EXERCISE TASK: Copy out all lines with the word "JSON" in them.

SOURCE MATERIAL:
--- --- ---
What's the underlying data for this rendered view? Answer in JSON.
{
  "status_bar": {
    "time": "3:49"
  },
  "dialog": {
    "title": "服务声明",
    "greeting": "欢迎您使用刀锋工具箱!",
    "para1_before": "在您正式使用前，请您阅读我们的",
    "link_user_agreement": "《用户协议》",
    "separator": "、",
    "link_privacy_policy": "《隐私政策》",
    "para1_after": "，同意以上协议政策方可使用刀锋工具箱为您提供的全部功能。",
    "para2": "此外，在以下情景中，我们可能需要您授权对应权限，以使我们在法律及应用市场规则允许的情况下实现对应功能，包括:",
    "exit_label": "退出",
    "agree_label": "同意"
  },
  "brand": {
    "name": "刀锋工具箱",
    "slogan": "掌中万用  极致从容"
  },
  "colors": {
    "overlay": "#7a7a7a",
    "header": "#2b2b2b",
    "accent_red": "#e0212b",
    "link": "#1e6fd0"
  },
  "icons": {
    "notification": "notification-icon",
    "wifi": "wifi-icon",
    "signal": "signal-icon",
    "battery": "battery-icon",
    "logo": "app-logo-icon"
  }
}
--- --- ---
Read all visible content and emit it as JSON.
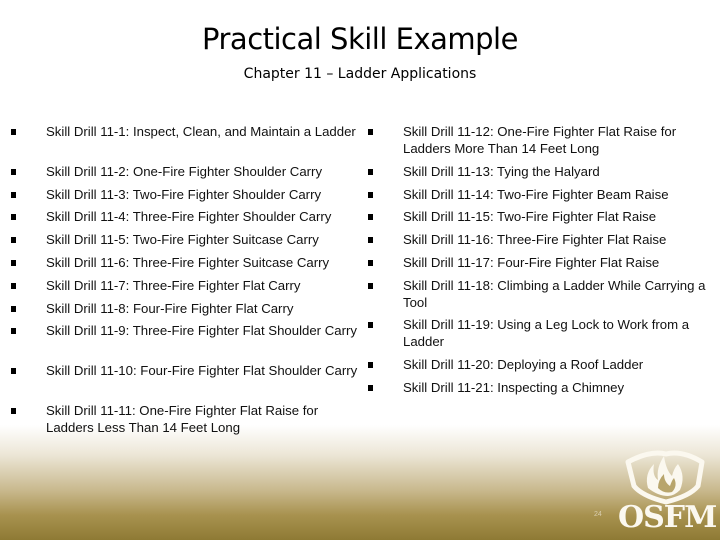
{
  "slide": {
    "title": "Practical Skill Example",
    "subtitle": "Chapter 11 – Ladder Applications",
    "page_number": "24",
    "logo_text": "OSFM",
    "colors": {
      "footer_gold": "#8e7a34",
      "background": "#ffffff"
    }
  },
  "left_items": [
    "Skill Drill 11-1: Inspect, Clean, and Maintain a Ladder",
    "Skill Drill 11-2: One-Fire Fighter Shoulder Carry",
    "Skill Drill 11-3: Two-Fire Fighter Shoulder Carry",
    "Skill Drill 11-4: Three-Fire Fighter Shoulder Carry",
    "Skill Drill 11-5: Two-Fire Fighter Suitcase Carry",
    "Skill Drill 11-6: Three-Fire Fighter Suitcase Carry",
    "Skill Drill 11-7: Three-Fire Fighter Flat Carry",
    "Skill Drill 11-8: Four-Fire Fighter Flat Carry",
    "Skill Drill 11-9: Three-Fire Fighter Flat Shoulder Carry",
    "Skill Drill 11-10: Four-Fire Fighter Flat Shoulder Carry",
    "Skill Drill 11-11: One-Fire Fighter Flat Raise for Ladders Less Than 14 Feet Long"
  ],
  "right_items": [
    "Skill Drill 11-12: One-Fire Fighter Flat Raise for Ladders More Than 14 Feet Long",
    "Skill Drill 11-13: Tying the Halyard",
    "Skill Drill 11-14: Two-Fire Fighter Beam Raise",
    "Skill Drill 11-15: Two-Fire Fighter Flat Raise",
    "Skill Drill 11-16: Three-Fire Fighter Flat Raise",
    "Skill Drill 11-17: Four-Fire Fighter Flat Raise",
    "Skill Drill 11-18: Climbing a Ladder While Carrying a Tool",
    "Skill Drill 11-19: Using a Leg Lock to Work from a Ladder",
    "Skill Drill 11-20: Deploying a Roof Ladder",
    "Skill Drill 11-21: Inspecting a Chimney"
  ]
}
--- --- ---
TASK RESPONSE:
What's the underlying data for this rendered view? Answer in JSON.
Read all visible content and emit it as JSON.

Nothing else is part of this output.